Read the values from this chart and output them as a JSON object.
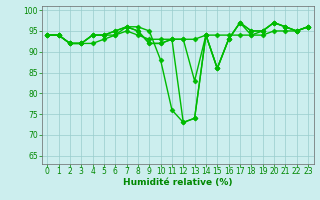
{
  "lines": [
    {
      "x": [
        0,
        1,
        2,
        3,
        4,
        5,
        6,
        7,
        8,
        9,
        10,
        11,
        12,
        13,
        14,
        15,
        16,
        17,
        18,
        19,
        20,
        21,
        22,
        23
      ],
      "y": [
        94,
        94,
        92,
        92,
        92,
        93,
        94,
        96,
        96,
        95,
        88,
        76,
        73,
        74,
        94,
        86,
        93,
        97,
        94,
        95,
        97,
        96,
        95,
        96
      ]
    },
    {
      "x": [
        0,
        1,
        2,
        3,
        4,
        5,
        6,
        7,
        8,
        9,
        10,
        11,
        12,
        13,
        14,
        15,
        16,
        17,
        18,
        19,
        20,
        21,
        22,
        23
      ],
      "y": [
        94,
        94,
        92,
        92,
        94,
        94,
        94,
        95,
        94,
        93,
        93,
        93,
        93,
        93,
        94,
        94,
        94,
        94,
        94,
        94,
        95,
        95,
        95,
        96
      ]
    },
    {
      "x": [
        0,
        1,
        2,
        3,
        4,
        5,
        6,
        7,
        8,
        9,
        10,
        11,
        12,
        13,
        14,
        15,
        16,
        17,
        18,
        19,
        20,
        21,
        22,
        23
      ],
      "y": [
        94,
        94,
        92,
        92,
        94,
        94,
        95,
        96,
        95,
        92,
        92,
        93,
        93,
        83,
        94,
        86,
        93,
        97,
        95,
        95,
        97,
        96,
        95,
        96
      ]
    },
    {
      "x": [
        0,
        1,
        2,
        3,
        4,
        5,
        6,
        7,
        8,
        9,
        10,
        11,
        12,
        13,
        14,
        15,
        16,
        17,
        18,
        19,
        20,
        21,
        22,
        23
      ],
      "y": [
        94,
        94,
        92,
        92,
        94,
        94,
        95,
        96,
        95,
        92,
        92,
        93,
        73,
        74,
        94,
        86,
        93,
        97,
        95,
        95,
        97,
        96,
        95,
        96
      ]
    }
  ],
  "line_color": "#00bb00",
  "marker": "D",
  "markersize": 2.5,
  "linewidth": 1.0,
  "xlabel": "Humidité relative (%)",
  "xlabel_color": "#008800",
  "xlabel_fontsize": 6.5,
  "background_color": "#cceeee",
  "grid_color": "#99cccc",
  "ylim": [
    63,
    101
  ],
  "xlim": [
    -0.5,
    23.5
  ],
  "yticks": [
    65,
    70,
    75,
    80,
    85,
    90,
    95,
    100
  ],
  "xticks": [
    0,
    1,
    2,
    3,
    4,
    5,
    6,
    7,
    8,
    9,
    10,
    11,
    12,
    13,
    14,
    15,
    16,
    17,
    18,
    19,
    20,
    21,
    22,
    23
  ],
  "tick_color": "#008800",
  "tick_fontsize": 5.5,
  "spine_color": "#666666"
}
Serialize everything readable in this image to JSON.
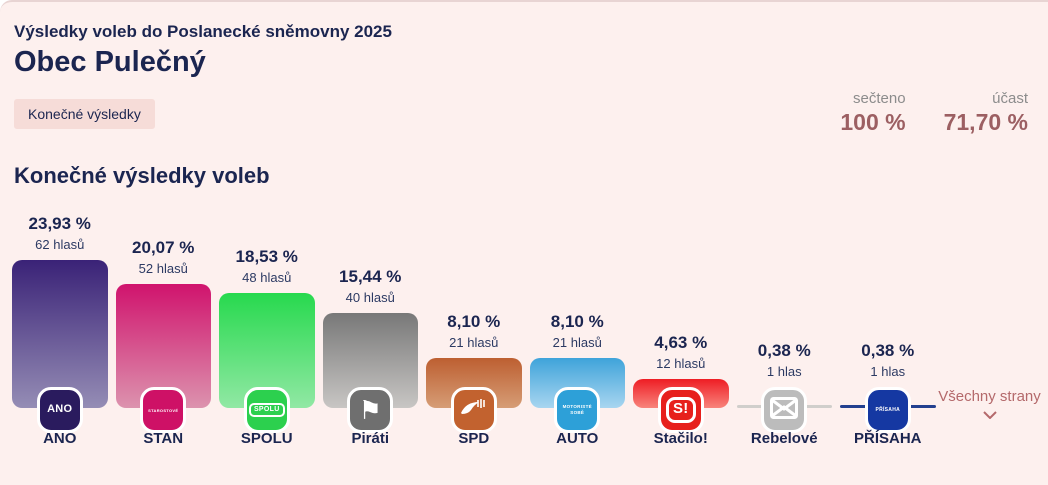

> _What the exercise asks_: Pull out all lines of the data with the string "this".

> _Solution to the problem_:
Read the values from this chart and output them as a JSON object.
Serialize everything readable in this image to JSON.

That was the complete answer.